=== Problem description ===
In the material below, find every line with "Hans" and pull it out.

┌─ Given data

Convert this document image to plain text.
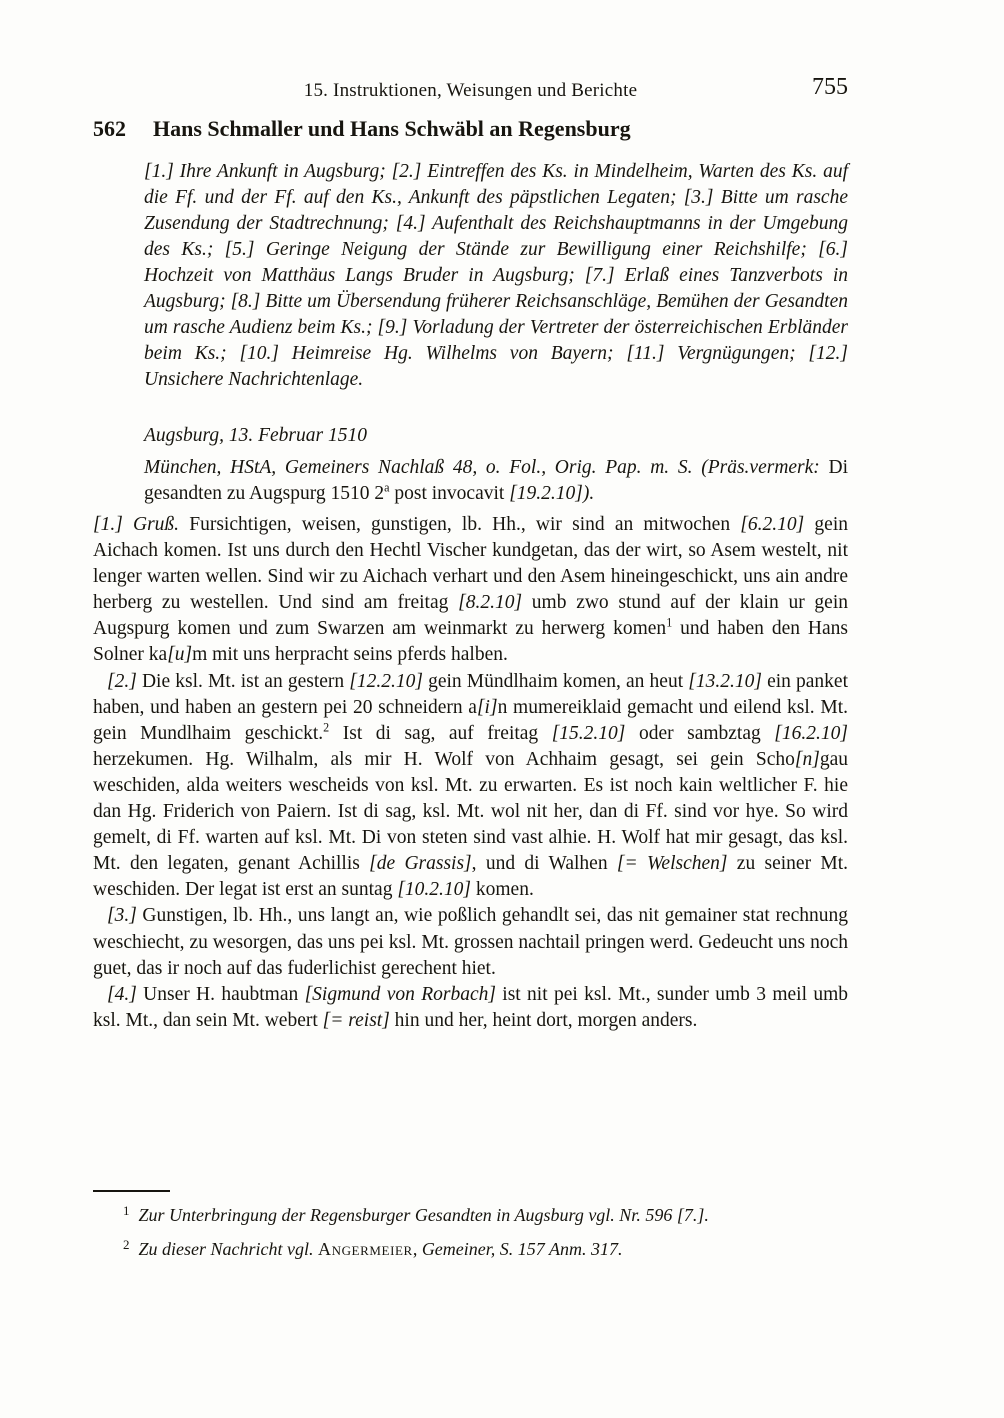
15. Instruktionen, Weisungen und Berichte	755
562	Hans Schmaller und Hans Schwäbl an Regensburg
[1.] Ihre Ankunft in Augsburg; [2.] Eintreffen des Ks. in Mindelheim, Warten des Ks. auf die Ff. und der Ff. auf den Ks., Ankunft des päpstlichen Legaten; [3.] Bitte um rasche Zusendung der Stadtrechnung; [4.] Aufenthalt des Reichshauptmanns in der Umgebung des Ks.; [5.] Geringe Neigung der Stände zur Bewilligung einer Reichshilfe; [6.] Hochzeit von Matthäus Langs Bruder in Augsburg; [7.] Erlaß eines Tanzverbots in Augsburg; [8.] Bitte um Übersendung früherer Reichsanschläge, Bemühen der Gesandten um rasche Audienz beim Ks.; [9.] Vorladung der Vertreter der österreichischen Erbländer beim Ks.; [10.] Heimreise Hg. Wilhelms von Bayern; [11.] Vergnügungen; [12.] Unsichere Nachrichtenlage.
Augsburg, 13. Februar 1510
München, HStA, Gemeiners Nachlaß 48, o. Fol., Orig. Pap. m. S. (Präs.vermerk: Di gesandten zu Augspurg 1510 2$^a$ post invocavit [19.2.10]).

[1.] Gruß. Fursichtigen, weisen, gunstigen, lb. Hh., wir sind an mitwochen [6.2.10] gein Aichach komen. Ist uns durch den Hechtl Vischer kundgetan, das der wirt, so Asem westelt, nit lenger warten wellen. Sind wir zu Aichach verhart und den Asem hineingeschickt, uns ain andre herberg zu westellen. Und sind am freitag [8.2.10] umb zwo stund auf der klain ur gein Augspurg komen und zum Swarzen am weinmarkt zu herwerg komen$^1$ und haben den Hans Solner ka[u]m mit uns herpracht seins pferds halben.

[2.] Die ksl. Mt. ist an gestern [12.2.10] gein Mündlhaim komen, an heut [13.2.10] ein panket haben, und haben an gestern pei 20 schneidern a[i]n mumereiklaid gemacht und eilend ksl. Mt. gein Mundlhaim geschickt.$^2$ Ist di sag, auf freitag [15.2.10] oder sambztag [16.2.10] herzekumen. Hg. Wilhalm, als mir H. Wolf von Achhaim gesagt, sei gein Scho[n]gau weschiden, alda weiters wescheids von ksl. Mt. zu erwarten. Es ist noch kain weltlicher F. hie dan Hg. Friderich von Paiern. Ist di sag, ksl. Mt. wol nit her, dan di Ff. sind vor hye. So wird gemelt, di Ff. warten auf ksl. Mt. Di von steten sind vast alhie. H. Wolf hat mir gesagt, das ksl. Mt. den legaten, genant Achillis [de Grassis], und di Walhen [= Welschen] zu seiner Mt. weschiden. Der legat ist erst an suntag [10.2.10] komen.

[3.] Gunstigen, lb. Hh., uns langt an, wie poßlich gehandlt sei, das nit gemainer stat rechnung weschiecht, zu wesorgen, das uns pei ksl. Mt. grossen nachtail pringen werd. Gedeucht uns noch guet, das ir noch auf das fuderlichist gerechent hiet.

[4.] Unser H. haubtman [Sigmund von Rorbach] ist nit pei ksl. Mt., sunder umb 3 meil umb ksl. Mt., dan sein Mt. webert [= reist] hin und her, heint dort, morgen anders.

1 Zur Unterbringung der Regensburger Gesandten in Augsburg vgl. Nr. 596 [7.].
2 Zu dieser Nachricht vgl. Angermeier, Gemeiner, S. 157 Anm. 317.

└─

=== Answer ===
562	Hans Schmaller und Hans Schwäbl an Regensburg
[1.] Gruß. Fursichtigen, weisen, gunstigen, lb. Hh., wir sind an mitwochen [6.2.10] gein Aichach komen. Ist uns durch den Hechtl Vischer kundgetan, das der wirt, so Asem westelt, nit lenger warten wellen. Sind wir zu Aichach verhart und den Asem hineingeschickt, uns ain andre herberg zu westellen. Und sind am freitag [8.2.10] umb zwo stund auf der klain ur gein Augspurg komen und zum Swarzen am weinmarkt zu herwerg komen$^1$ und haben den Hans Solner ka[u]m mit uns herpracht seins pferds halben.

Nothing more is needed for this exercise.